-- Start of Given entries --
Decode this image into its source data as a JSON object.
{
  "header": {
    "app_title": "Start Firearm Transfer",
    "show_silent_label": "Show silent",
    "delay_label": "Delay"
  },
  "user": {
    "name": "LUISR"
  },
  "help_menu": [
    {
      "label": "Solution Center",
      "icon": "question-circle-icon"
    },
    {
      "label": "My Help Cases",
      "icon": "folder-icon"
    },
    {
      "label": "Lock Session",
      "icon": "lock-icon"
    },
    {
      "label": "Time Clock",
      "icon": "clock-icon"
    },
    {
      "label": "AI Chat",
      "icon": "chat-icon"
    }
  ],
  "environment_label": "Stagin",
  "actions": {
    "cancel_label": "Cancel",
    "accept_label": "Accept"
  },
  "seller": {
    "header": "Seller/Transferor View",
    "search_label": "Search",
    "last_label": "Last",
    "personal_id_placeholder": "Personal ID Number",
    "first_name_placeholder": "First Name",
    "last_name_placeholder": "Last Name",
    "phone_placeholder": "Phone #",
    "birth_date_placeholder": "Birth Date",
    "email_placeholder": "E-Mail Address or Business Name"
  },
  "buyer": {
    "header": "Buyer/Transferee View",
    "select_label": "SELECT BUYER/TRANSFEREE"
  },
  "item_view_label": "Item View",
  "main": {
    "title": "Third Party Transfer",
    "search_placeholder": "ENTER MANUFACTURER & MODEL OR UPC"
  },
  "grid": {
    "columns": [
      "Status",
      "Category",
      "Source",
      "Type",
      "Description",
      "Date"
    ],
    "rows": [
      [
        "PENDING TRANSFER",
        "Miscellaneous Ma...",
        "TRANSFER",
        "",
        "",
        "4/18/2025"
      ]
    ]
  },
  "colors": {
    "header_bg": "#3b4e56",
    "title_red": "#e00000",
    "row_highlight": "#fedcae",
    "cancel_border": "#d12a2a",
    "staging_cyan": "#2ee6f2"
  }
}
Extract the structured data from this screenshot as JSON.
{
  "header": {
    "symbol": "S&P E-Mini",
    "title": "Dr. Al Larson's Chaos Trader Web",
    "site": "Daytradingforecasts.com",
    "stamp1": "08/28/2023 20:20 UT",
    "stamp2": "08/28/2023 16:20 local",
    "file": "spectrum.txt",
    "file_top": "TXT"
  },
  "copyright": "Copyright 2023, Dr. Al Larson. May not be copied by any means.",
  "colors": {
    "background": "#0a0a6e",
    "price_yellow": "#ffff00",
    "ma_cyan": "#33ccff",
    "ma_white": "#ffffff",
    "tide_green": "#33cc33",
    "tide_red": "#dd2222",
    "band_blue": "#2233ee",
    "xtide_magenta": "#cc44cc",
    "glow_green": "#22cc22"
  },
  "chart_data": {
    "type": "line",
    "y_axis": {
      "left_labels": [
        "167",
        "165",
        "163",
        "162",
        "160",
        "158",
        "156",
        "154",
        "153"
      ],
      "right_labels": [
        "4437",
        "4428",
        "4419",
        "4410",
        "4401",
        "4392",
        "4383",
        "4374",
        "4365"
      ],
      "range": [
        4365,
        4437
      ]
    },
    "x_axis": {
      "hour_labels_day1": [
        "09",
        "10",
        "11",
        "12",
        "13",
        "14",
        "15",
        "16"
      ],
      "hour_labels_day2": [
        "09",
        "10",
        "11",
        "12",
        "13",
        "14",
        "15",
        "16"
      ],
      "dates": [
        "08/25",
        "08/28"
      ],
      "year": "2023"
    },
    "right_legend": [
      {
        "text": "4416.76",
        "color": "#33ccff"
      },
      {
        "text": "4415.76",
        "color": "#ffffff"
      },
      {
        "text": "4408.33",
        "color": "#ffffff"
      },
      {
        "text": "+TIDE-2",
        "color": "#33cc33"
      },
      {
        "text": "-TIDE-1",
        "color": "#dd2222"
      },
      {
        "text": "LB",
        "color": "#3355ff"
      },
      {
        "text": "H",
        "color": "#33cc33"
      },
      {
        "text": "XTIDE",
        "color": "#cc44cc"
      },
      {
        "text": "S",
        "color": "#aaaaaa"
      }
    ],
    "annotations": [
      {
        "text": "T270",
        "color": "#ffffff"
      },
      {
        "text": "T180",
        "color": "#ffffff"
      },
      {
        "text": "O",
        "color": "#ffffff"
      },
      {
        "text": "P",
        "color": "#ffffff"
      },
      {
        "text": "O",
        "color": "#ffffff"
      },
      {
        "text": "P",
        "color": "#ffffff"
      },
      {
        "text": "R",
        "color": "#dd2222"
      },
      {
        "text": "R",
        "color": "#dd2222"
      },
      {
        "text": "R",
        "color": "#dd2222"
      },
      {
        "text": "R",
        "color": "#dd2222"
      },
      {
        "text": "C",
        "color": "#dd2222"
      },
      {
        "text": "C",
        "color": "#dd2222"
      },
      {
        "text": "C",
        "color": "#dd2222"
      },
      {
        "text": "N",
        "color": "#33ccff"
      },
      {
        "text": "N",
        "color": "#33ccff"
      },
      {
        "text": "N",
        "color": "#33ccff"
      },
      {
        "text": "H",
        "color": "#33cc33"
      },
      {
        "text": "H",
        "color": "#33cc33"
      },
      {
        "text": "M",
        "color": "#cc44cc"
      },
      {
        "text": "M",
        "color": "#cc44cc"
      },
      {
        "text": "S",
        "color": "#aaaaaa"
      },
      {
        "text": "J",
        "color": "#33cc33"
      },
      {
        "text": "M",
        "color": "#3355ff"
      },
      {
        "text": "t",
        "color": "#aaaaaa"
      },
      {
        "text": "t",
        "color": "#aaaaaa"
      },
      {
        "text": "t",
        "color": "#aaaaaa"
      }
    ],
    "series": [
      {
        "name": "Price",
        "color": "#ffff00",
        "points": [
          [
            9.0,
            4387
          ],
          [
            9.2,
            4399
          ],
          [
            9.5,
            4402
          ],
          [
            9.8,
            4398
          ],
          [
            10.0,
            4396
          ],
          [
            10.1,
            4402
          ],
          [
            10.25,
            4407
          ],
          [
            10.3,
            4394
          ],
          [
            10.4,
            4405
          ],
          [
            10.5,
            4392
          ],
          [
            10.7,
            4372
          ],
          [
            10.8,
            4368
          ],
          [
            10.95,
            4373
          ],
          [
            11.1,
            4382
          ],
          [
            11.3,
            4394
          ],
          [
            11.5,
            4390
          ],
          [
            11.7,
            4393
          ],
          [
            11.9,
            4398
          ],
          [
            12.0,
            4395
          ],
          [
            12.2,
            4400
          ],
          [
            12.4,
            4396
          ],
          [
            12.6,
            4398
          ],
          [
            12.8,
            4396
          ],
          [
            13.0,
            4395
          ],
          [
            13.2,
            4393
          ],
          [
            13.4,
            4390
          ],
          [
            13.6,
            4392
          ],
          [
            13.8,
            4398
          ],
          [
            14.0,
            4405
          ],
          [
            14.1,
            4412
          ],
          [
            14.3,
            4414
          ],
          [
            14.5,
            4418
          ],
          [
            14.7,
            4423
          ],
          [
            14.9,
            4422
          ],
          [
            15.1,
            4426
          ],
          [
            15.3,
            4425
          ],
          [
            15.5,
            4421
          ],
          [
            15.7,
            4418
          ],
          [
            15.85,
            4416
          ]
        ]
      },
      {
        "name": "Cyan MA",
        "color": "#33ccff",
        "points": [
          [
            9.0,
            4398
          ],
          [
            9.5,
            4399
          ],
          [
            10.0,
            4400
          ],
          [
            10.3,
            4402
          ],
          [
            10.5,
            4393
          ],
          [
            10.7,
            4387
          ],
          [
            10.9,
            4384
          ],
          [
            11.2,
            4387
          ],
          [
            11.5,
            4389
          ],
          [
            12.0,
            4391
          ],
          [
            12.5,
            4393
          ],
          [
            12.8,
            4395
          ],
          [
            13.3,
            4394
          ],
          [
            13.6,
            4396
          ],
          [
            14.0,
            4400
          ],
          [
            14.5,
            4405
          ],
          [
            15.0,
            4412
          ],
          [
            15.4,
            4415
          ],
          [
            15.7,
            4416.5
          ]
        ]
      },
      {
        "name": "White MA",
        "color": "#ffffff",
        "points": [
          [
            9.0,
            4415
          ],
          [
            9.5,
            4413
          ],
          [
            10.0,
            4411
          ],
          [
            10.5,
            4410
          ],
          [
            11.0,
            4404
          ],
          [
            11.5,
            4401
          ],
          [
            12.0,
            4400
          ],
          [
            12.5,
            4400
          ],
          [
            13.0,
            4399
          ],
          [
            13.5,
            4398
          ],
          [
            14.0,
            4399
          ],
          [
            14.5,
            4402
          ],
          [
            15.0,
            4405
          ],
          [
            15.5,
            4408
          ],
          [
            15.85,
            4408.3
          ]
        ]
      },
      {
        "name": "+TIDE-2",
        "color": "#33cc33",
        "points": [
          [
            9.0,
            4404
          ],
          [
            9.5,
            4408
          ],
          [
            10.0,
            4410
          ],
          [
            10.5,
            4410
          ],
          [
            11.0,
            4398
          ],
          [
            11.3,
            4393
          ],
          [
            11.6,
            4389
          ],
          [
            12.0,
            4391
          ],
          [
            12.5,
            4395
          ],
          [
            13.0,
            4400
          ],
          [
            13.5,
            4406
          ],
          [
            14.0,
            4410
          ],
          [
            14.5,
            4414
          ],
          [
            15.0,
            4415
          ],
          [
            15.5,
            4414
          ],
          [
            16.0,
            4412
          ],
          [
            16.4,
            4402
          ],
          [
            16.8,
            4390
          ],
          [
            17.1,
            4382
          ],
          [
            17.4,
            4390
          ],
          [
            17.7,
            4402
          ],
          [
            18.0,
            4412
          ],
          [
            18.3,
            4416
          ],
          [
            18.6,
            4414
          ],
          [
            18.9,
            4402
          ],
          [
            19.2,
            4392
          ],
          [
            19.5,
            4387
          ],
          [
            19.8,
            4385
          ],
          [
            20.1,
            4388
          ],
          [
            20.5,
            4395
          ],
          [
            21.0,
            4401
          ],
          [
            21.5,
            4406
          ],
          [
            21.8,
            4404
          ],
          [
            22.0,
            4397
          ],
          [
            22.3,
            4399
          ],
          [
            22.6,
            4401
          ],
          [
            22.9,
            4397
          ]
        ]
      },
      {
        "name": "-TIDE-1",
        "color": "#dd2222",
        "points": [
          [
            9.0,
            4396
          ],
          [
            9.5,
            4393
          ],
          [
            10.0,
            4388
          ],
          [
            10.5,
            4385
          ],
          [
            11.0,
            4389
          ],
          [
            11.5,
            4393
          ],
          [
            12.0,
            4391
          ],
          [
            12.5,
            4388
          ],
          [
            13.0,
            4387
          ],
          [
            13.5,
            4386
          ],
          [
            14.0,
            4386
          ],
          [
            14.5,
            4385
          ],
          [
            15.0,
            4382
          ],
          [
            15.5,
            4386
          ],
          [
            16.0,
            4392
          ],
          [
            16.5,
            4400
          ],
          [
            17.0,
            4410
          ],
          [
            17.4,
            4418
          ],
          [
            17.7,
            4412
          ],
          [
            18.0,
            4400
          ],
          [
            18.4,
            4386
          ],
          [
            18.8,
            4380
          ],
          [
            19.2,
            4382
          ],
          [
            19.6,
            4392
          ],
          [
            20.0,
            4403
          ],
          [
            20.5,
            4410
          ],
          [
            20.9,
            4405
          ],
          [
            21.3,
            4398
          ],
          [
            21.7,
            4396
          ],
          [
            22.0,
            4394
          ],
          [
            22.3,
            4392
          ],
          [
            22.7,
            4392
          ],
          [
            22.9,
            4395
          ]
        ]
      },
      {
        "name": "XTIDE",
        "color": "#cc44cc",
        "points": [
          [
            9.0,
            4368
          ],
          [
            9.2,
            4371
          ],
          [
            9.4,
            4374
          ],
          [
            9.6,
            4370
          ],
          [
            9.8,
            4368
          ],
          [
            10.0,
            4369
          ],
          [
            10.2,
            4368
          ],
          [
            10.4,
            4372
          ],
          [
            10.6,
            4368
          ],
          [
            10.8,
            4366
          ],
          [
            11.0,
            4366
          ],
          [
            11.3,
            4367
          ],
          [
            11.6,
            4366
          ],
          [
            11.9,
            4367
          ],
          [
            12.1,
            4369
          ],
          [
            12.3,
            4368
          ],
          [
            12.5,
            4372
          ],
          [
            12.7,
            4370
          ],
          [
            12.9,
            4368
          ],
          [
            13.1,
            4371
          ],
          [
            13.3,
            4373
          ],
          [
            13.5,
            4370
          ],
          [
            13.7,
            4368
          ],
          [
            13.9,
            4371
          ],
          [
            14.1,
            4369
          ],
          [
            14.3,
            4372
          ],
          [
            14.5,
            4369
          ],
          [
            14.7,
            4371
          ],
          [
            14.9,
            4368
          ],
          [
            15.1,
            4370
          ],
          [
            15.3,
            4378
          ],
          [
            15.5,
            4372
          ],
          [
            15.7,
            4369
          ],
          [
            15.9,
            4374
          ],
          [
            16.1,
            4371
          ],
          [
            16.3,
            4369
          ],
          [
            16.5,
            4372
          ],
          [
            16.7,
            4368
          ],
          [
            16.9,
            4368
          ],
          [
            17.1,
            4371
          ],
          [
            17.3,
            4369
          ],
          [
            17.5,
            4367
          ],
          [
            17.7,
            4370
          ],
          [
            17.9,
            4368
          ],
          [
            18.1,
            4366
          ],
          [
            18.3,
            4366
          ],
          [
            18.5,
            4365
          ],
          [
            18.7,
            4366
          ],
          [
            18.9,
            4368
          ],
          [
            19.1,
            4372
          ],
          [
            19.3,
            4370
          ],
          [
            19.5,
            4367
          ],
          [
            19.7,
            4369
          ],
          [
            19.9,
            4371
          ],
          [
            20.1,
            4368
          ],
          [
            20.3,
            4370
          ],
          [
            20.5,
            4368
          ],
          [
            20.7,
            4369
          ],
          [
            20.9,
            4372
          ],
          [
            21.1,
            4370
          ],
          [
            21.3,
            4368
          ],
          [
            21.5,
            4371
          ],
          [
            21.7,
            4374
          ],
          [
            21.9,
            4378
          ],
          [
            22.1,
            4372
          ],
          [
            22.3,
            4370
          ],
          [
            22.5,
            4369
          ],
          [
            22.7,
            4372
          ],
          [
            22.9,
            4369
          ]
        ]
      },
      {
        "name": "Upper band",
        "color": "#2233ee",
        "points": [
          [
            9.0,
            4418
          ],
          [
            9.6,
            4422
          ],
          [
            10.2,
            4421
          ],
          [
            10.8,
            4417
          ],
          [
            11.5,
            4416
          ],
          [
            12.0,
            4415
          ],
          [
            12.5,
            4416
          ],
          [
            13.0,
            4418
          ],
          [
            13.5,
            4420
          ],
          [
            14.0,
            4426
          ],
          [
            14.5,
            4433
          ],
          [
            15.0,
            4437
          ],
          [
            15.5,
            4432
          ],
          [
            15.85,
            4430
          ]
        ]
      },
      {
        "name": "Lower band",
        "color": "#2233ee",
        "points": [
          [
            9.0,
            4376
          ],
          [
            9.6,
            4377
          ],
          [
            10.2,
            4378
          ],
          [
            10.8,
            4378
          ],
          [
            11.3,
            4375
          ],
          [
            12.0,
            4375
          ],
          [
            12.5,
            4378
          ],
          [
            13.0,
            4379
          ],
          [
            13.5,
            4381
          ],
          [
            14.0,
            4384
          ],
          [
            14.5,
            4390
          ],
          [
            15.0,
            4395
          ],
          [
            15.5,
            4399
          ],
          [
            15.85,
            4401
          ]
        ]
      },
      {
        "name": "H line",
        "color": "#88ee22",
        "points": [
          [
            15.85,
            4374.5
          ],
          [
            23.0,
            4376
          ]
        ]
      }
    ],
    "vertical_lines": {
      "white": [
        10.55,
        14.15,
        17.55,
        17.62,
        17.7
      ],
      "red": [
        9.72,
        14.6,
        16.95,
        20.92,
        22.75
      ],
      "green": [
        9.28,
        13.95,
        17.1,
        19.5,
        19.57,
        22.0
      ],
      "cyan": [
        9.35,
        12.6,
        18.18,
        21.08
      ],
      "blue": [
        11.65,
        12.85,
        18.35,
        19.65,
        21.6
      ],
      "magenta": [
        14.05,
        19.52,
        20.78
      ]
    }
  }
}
-- End of Given entries --
Task instructions ->
Extract all lines from the material above that include the word "Last".

Solved problem ->
    "last_label": "Last",
    "last_name_placeholder": "Last Name",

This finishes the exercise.